MATERIAL FOR THIS TASK.
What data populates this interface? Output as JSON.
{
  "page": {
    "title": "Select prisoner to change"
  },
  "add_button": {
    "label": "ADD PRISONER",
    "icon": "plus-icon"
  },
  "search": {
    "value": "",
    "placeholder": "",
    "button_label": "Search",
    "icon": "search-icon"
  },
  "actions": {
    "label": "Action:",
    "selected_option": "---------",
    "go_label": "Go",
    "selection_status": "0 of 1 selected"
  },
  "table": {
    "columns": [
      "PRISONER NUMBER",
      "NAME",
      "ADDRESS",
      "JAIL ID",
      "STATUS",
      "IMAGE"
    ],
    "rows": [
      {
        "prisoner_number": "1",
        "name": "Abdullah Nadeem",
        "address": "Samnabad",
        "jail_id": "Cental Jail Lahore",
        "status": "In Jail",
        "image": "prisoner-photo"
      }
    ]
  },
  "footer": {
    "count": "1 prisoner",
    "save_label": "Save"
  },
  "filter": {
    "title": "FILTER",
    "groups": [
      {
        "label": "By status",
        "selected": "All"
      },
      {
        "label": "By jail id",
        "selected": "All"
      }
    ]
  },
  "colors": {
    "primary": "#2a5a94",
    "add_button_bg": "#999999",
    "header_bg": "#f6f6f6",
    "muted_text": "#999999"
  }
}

STATED EXERCISE. Every record should be given again exactly.

COMPLETE OUTPUT.
What data populates this interface? Output as JSON.
{
  "page": {
    "title": "Select prisoner to change"
  },
  "add_button": {
    "label": "ADD PRISONER",
    "icon": "plus-icon"
  },
  "search": {
    "value": "",
    "placeholder": "",
    "button_label": "Search",
    "icon": "search-icon"
  },
  "actions": {
    "label": "Action:",
    "selected_option": "---------",
    "go_label": "Go",
    "selection_status": "0 of 1 selected"
  },
  "table": {
    "columns": [
      "PRISONER NUMBER",
      "NAME",
      "ADDRESS",
      "JAIL ID",
      "STATUS",
      "IMAGE"
    ],
    "rows": [
      {
        "prisoner_number": "1",
        "name": "Abdullah Nadeem",
        "address": "Samnabad",
        "jail_id": "Cental Jail Lahore",
        "status": "In Jail",
        "image": "prisoner-photo"
      }
    ]
  },
  "footer": {
    "count": "1 prisoner",
    "save_label": "Save"
  },
  "filter": {
    "title": "FILTER",
    "groups": [
      {
        "label": "By status",
        "selected": "All"
      },
      {
        "label": "By jail id",
        "selected": "All"
      }
    ]
  },
  "colors": {
    "primary": "#2a5a94",
    "add_button_bg": "#999999",
    "header_bg": "#f6f6f6",
    "muted_text": "#999999"
  }
}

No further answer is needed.